───── DATA FOR THIS EXERCISE ─────

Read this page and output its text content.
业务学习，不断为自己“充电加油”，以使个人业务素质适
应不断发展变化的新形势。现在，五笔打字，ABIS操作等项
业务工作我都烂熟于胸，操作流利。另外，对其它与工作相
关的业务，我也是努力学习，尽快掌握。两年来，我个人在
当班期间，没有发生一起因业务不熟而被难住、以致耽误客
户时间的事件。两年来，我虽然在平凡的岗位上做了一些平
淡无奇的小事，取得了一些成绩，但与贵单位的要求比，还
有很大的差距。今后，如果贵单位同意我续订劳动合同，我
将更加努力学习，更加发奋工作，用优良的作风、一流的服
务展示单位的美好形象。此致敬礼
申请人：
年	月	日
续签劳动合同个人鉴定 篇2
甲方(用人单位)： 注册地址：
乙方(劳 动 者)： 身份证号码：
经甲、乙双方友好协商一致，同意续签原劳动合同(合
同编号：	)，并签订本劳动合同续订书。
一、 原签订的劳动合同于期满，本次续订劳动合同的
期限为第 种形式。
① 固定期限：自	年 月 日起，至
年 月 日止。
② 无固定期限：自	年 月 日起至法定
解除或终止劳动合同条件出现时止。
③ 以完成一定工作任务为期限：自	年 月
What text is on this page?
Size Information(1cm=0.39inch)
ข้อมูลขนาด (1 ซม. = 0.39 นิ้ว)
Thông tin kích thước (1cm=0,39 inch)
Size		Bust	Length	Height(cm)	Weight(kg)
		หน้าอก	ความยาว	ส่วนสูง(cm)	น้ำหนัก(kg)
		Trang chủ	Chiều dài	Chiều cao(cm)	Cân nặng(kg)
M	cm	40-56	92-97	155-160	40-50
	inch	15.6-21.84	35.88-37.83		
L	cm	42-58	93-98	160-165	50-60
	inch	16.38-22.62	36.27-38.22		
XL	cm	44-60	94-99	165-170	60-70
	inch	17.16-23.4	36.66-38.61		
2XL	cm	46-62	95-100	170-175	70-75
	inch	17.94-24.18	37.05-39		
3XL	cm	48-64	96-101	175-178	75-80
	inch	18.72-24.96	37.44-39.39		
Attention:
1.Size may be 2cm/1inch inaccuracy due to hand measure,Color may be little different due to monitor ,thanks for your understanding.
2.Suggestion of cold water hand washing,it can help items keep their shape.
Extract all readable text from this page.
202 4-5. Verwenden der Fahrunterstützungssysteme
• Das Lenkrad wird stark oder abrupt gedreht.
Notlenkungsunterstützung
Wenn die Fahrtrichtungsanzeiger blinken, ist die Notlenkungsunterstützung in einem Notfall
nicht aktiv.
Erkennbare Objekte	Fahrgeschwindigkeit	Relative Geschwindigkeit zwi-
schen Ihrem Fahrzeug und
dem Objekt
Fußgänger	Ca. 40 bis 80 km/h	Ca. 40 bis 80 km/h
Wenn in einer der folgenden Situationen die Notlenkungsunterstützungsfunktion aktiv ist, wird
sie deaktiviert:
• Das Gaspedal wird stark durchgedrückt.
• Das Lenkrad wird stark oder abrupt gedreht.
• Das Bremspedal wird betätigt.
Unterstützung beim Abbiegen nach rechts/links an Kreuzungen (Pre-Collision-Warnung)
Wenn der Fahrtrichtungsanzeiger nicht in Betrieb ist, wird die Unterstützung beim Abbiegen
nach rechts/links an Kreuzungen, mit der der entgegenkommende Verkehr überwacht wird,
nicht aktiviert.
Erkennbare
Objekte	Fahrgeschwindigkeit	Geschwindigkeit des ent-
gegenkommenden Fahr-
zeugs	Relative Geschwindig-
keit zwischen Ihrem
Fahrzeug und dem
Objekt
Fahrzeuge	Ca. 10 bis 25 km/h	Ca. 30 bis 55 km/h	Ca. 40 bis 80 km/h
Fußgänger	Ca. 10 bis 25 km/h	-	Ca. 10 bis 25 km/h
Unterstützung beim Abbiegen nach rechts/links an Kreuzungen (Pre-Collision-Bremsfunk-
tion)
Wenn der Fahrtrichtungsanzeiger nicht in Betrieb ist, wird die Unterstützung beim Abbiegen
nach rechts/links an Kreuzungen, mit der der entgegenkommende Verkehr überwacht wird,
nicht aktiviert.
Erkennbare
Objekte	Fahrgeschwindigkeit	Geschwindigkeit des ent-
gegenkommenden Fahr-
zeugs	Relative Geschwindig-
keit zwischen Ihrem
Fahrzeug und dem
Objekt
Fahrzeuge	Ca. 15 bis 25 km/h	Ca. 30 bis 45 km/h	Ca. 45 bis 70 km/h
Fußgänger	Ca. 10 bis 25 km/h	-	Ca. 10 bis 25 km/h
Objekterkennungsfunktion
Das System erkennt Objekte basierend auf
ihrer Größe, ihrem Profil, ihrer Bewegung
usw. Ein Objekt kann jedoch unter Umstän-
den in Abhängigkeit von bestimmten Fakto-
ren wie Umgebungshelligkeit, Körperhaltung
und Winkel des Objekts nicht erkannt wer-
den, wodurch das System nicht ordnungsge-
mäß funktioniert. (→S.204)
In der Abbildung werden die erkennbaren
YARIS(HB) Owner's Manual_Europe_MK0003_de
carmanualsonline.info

─────

▸ **WHAT THE TASK REQUIRES**:
Copy each line that holds the word "text".

▸ **ANSWER TO THE EXERCISE**:
Read this page and output its text content.
What text is on this page?
Extract all readable text from this page.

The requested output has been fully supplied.